PROMPT:
How many of the lines contain the string "this"? Give the number, with no other words.

(Dataset rows about figures)
§ §

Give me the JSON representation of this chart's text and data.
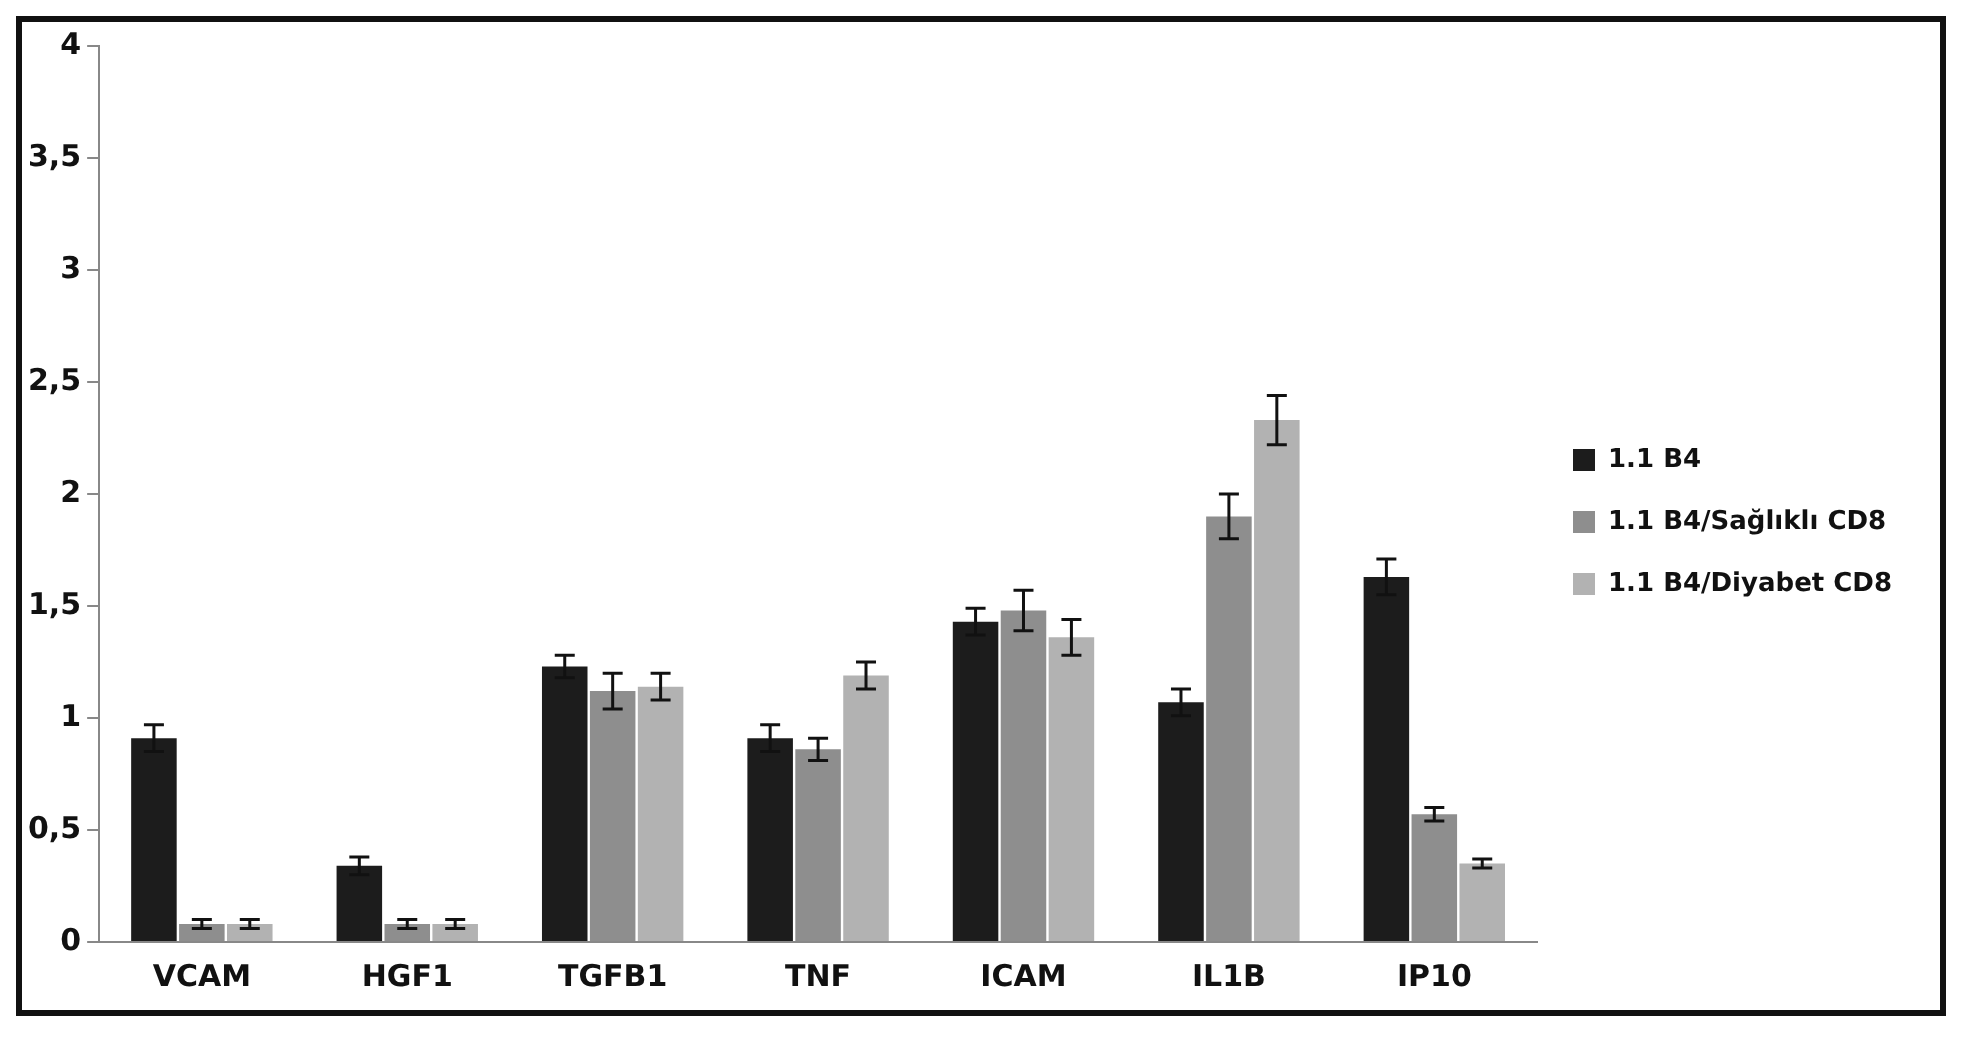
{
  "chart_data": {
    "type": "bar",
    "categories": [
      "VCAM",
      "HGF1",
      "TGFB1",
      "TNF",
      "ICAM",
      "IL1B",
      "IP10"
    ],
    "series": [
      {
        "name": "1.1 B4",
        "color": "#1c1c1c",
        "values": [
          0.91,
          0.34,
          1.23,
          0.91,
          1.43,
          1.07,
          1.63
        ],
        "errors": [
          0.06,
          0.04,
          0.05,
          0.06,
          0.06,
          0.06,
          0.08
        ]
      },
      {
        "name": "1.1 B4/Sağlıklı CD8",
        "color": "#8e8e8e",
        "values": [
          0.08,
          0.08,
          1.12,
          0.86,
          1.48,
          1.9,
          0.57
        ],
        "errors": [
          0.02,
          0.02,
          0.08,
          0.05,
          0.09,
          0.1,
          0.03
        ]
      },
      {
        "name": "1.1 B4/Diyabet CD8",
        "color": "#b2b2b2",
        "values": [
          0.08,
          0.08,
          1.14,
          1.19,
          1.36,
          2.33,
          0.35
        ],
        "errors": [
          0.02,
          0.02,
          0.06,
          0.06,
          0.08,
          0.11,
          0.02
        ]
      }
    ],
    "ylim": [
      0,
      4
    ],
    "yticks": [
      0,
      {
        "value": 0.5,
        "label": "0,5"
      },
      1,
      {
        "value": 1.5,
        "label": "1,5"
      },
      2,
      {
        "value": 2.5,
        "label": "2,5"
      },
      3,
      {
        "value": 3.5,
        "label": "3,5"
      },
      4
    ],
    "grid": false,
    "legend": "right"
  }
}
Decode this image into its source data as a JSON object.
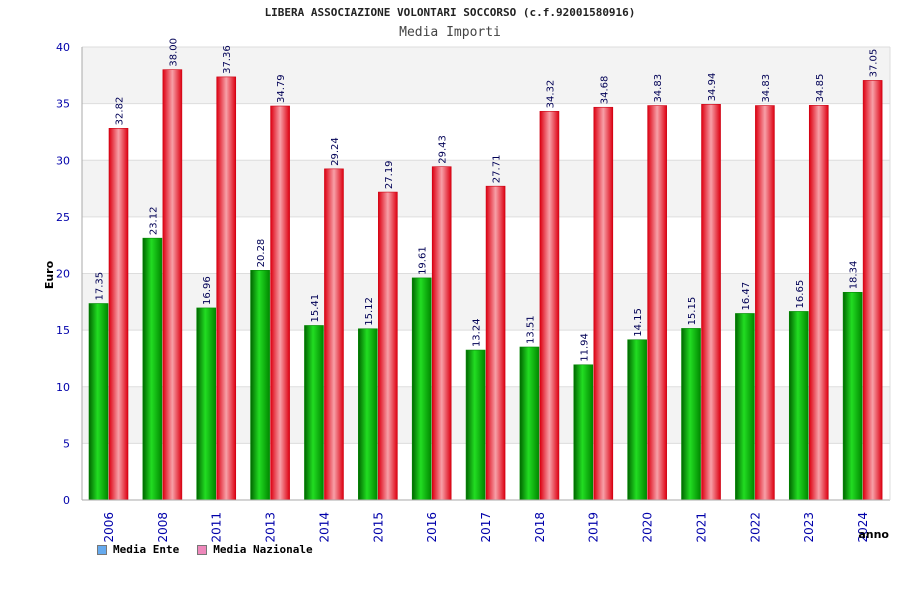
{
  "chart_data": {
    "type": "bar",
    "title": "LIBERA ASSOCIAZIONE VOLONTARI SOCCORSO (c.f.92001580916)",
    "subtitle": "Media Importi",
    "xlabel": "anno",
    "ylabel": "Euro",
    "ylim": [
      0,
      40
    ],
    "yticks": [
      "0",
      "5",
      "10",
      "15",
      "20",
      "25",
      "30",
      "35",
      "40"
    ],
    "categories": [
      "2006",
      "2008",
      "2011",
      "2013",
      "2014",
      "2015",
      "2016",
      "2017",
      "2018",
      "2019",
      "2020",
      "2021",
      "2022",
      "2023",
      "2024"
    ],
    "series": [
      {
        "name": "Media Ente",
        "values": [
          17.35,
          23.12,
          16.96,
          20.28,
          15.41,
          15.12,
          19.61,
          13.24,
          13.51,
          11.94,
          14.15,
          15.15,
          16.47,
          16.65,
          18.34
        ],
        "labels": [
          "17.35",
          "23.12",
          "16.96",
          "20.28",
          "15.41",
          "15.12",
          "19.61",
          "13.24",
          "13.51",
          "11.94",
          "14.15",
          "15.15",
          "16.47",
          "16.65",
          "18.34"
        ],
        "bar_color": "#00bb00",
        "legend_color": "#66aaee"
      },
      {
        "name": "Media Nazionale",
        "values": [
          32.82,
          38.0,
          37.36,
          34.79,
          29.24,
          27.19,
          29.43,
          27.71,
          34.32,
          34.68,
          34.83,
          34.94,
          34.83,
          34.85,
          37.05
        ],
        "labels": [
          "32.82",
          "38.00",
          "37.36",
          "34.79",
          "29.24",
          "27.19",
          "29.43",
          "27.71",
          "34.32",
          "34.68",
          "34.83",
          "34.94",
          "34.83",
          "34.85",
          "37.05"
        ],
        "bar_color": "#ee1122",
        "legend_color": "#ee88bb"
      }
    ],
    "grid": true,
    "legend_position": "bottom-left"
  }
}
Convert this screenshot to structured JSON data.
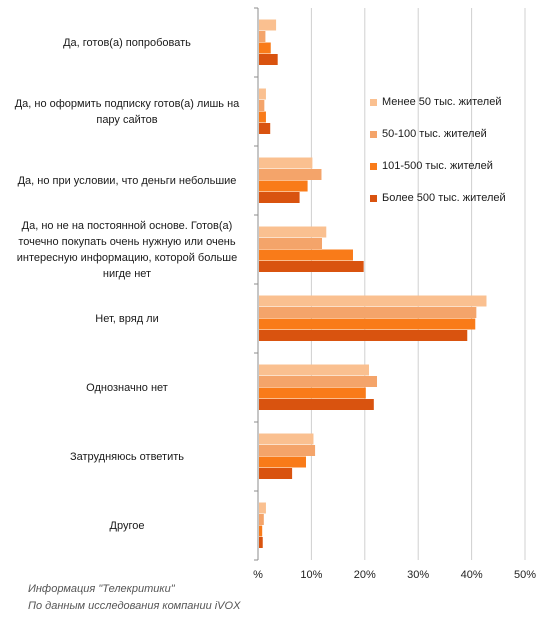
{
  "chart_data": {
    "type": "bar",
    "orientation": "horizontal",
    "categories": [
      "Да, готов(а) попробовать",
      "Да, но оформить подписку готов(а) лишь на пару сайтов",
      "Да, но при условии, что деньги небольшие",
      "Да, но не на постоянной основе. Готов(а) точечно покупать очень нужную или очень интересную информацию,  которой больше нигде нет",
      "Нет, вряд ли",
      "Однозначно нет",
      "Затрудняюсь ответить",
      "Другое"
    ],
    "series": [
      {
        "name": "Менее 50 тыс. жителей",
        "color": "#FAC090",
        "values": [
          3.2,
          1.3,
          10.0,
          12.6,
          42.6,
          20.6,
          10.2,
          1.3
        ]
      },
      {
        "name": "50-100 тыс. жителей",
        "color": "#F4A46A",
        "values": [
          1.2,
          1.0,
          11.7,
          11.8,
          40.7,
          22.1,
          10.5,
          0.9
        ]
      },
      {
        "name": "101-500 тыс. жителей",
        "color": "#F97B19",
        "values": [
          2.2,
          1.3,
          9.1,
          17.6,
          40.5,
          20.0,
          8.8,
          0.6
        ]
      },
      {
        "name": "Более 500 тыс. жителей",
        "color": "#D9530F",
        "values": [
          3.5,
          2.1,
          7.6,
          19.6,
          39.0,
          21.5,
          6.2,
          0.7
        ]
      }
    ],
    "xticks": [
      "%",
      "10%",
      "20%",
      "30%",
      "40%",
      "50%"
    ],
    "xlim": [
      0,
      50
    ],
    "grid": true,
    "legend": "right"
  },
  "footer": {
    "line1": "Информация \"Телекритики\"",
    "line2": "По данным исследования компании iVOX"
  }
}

§ §

EXERCISE SOLUTION:
3